-- Start --

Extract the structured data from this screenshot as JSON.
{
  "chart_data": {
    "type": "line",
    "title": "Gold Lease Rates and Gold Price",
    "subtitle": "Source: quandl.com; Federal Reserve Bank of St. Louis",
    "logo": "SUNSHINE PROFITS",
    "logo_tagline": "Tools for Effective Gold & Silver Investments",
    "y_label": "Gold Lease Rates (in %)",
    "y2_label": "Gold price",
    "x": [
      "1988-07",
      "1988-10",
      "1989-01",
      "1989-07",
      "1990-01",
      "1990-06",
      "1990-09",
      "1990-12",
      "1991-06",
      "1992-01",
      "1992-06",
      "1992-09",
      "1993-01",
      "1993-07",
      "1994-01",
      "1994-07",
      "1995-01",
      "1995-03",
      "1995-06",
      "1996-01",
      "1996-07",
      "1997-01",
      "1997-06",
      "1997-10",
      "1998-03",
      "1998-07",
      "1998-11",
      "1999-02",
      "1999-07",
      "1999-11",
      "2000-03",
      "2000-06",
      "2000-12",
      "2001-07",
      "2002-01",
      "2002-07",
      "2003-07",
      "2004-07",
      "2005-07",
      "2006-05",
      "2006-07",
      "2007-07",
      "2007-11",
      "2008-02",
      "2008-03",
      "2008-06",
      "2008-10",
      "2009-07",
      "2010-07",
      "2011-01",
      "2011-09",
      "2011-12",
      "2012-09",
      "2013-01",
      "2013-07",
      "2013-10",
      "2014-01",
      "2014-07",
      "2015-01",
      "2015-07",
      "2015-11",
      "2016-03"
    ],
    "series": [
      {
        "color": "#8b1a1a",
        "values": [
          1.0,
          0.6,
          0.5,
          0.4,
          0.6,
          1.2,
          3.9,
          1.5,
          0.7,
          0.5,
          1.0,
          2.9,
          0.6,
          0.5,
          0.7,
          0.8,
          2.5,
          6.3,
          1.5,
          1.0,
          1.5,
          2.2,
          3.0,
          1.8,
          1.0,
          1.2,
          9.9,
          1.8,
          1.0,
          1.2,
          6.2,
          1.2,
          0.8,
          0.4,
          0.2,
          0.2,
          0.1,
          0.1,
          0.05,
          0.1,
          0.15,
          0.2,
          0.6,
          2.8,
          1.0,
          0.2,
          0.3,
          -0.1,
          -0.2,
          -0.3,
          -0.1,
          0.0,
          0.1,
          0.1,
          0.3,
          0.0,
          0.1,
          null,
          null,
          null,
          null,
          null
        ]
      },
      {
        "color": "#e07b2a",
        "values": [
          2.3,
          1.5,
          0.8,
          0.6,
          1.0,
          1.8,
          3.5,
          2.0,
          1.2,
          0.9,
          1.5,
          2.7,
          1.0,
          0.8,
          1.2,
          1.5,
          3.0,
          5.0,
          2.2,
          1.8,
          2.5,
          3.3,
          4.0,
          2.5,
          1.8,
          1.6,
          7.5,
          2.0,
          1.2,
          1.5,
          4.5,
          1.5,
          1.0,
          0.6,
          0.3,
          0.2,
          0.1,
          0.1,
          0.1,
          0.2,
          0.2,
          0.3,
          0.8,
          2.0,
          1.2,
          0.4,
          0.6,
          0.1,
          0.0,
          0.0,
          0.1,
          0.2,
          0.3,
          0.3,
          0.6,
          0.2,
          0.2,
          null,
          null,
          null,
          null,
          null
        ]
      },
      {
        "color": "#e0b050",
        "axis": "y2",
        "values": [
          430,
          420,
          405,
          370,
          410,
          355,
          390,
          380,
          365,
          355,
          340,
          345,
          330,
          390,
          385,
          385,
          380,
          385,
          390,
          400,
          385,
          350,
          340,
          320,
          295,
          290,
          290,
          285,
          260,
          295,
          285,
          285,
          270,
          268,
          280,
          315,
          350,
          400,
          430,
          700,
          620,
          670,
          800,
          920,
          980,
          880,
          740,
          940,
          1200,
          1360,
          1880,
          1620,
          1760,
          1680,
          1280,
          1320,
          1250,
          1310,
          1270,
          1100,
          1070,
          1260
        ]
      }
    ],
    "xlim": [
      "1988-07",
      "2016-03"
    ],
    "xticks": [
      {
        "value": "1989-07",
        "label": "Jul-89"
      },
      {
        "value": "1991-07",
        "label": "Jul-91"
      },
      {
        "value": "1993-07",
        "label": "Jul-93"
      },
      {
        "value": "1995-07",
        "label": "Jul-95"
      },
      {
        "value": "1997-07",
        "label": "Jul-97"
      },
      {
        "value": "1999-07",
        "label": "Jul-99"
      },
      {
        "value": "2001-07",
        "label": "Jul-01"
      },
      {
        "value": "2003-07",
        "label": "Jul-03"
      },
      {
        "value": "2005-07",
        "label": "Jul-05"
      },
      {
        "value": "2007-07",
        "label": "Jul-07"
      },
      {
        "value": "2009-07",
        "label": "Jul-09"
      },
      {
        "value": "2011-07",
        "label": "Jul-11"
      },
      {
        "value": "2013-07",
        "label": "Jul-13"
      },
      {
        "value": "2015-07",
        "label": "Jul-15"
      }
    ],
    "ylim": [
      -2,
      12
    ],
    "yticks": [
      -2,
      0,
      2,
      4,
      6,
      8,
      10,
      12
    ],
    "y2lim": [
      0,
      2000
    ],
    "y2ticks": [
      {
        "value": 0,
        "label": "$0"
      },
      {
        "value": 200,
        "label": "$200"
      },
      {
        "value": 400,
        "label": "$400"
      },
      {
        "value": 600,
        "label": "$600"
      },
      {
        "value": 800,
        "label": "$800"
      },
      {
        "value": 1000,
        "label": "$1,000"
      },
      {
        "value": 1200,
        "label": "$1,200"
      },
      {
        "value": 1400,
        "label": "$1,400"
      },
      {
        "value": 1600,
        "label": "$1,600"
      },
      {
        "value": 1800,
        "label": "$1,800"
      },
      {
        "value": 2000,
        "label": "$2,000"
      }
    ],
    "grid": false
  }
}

-- End --

Give only the number of lines above that hold the string "Rates".

2